How many lines in these records hold the string "West"? State only that number.

-- begin Records provided --

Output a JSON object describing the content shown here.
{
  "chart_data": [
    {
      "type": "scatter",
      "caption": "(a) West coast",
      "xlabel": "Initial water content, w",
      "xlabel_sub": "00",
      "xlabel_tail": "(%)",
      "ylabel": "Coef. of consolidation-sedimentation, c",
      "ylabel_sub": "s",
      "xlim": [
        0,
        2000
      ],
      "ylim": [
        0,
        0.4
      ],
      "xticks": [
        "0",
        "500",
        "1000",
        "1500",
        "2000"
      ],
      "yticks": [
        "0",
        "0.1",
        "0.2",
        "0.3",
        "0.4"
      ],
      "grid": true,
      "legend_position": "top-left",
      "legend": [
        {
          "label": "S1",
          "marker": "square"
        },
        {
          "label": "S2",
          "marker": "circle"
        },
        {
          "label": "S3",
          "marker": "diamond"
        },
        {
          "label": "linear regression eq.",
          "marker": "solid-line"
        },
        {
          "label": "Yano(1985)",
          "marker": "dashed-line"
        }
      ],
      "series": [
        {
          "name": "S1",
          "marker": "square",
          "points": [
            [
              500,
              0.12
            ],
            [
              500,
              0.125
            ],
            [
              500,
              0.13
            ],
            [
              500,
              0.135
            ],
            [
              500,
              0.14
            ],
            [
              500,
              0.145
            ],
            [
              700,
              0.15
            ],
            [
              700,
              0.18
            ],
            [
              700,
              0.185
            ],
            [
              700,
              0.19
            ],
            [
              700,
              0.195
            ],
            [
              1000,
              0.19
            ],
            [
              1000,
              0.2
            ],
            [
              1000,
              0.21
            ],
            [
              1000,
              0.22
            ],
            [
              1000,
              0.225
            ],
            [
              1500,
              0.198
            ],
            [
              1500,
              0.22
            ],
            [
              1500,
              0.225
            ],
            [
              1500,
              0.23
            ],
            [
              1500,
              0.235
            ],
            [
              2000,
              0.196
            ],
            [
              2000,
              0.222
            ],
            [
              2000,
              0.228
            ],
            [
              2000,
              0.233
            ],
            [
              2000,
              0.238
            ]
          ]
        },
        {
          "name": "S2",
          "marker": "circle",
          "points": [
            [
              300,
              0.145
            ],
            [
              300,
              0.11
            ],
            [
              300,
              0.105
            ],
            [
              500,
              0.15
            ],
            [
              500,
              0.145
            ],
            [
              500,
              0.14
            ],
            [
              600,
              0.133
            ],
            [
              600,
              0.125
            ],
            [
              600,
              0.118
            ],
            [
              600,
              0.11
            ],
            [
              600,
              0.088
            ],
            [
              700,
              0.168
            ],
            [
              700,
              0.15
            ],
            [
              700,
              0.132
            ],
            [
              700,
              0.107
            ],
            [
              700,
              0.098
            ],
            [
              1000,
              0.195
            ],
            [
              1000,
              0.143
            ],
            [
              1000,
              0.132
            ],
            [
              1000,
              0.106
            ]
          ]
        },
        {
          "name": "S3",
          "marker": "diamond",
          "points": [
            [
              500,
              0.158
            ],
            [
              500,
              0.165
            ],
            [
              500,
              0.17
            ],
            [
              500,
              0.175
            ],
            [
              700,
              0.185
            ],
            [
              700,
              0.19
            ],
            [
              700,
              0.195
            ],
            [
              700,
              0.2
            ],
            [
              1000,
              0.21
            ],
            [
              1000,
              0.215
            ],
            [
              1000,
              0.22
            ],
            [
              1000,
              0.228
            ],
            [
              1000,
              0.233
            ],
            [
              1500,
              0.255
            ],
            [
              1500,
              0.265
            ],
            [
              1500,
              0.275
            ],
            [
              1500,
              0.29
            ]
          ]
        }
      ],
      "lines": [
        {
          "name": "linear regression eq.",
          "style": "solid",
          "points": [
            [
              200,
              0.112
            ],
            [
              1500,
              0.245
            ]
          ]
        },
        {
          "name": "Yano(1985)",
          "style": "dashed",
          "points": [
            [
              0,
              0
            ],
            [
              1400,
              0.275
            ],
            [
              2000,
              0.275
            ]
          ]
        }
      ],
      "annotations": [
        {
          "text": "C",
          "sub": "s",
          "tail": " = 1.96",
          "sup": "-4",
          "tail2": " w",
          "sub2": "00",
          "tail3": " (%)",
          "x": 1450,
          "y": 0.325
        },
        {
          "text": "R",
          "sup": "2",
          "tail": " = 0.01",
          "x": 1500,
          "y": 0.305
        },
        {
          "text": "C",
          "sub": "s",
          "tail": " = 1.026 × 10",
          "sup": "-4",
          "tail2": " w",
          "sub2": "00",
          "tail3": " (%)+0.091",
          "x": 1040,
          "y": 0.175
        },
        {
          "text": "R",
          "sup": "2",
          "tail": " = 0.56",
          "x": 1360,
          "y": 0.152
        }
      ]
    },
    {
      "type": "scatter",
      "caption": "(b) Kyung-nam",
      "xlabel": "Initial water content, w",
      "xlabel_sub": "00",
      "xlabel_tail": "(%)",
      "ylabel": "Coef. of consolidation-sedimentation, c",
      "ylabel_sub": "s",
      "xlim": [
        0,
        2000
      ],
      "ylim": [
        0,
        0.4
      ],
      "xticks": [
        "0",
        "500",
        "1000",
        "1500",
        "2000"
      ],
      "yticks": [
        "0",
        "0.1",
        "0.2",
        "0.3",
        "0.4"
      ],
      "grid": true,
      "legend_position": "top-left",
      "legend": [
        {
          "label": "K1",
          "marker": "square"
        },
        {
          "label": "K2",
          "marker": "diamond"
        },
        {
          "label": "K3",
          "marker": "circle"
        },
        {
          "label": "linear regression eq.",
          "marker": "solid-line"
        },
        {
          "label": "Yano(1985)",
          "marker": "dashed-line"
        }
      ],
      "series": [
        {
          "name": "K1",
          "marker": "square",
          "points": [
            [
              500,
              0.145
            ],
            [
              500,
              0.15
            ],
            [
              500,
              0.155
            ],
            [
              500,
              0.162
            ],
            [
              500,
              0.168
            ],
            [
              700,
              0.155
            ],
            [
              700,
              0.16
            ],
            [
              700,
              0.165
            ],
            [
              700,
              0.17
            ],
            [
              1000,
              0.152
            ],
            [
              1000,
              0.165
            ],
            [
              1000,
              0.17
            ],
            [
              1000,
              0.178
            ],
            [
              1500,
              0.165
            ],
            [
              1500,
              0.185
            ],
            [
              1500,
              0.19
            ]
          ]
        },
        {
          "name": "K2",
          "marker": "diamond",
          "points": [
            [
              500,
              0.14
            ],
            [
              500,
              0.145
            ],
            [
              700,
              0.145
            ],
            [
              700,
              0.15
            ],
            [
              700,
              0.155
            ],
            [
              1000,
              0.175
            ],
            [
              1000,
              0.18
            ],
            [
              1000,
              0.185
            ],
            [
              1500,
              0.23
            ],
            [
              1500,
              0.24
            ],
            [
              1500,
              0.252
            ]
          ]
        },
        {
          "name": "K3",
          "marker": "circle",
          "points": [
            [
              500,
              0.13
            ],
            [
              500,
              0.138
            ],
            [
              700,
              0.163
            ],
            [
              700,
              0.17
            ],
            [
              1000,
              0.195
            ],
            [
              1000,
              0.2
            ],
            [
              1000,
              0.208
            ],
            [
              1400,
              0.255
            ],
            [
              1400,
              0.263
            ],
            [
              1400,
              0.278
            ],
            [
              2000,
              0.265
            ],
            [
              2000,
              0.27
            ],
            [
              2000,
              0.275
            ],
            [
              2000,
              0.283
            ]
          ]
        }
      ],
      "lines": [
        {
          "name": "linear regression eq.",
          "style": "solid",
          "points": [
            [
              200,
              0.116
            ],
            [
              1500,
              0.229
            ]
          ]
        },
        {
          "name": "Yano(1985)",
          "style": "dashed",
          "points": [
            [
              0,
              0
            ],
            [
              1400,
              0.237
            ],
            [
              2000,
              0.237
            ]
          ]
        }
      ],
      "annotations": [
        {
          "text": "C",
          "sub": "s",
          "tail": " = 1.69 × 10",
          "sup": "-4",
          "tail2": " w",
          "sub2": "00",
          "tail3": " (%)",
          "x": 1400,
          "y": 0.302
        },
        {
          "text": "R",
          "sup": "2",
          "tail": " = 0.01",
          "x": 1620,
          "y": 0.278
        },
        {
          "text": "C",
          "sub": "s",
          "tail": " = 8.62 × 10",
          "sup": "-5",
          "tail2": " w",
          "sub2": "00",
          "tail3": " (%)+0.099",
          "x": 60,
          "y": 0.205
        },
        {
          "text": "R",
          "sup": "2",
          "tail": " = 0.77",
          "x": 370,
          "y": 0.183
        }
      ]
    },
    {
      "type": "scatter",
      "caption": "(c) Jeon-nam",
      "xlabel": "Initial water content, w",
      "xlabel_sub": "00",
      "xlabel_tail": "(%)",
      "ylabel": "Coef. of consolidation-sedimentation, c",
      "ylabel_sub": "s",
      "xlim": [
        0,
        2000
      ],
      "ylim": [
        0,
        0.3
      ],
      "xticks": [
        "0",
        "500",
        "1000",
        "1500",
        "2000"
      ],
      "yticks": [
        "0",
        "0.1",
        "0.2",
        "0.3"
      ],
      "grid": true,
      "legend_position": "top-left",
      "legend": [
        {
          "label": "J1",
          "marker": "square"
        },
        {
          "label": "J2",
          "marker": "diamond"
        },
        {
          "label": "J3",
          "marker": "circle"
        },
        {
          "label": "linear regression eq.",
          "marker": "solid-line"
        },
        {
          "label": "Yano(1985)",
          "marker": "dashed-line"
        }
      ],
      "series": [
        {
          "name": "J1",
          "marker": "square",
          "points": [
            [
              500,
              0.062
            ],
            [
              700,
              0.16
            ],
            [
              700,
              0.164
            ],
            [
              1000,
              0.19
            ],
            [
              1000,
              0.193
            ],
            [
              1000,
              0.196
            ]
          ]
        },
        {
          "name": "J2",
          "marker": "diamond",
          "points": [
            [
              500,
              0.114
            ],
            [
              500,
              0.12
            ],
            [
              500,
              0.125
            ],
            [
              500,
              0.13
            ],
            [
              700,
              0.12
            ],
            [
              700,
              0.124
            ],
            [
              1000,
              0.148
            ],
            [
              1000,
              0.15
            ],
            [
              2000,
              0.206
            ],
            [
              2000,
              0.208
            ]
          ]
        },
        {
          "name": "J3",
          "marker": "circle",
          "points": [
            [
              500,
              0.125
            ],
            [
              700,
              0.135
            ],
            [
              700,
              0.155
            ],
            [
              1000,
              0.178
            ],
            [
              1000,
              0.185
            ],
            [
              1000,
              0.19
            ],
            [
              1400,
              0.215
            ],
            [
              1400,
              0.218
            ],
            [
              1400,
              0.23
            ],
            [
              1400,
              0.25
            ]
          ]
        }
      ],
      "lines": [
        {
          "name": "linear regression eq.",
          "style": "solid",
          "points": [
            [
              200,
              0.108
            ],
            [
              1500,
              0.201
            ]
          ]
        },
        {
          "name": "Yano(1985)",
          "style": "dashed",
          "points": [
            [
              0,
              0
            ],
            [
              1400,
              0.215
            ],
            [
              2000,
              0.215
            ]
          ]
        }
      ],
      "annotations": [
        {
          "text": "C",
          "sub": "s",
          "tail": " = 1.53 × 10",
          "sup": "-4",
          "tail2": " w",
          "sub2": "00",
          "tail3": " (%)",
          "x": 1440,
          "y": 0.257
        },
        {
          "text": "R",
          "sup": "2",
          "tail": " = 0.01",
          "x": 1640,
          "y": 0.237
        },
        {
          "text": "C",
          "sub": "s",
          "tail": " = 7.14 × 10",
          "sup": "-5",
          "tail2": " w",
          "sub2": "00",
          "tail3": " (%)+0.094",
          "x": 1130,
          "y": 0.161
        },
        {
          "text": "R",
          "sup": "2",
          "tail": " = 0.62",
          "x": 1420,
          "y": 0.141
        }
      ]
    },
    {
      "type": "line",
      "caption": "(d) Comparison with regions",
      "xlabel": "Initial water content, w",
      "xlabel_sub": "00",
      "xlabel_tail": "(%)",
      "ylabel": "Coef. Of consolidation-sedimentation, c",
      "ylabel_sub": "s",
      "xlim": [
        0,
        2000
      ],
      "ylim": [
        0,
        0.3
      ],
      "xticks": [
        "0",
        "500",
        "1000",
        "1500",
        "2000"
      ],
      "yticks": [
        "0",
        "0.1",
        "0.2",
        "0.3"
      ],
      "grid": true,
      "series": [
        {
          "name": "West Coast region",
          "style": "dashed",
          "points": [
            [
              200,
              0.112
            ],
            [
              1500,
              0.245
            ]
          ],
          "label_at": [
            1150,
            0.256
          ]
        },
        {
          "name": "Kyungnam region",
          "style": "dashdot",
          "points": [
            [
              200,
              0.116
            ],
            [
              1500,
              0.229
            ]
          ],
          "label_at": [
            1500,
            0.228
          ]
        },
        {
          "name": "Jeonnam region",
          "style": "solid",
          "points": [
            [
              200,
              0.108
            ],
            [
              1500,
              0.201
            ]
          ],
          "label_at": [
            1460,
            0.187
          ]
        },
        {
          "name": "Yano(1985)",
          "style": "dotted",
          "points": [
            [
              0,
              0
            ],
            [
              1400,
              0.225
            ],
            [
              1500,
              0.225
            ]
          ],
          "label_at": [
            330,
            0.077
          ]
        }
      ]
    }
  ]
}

-- end Records provided --

§ Output below
2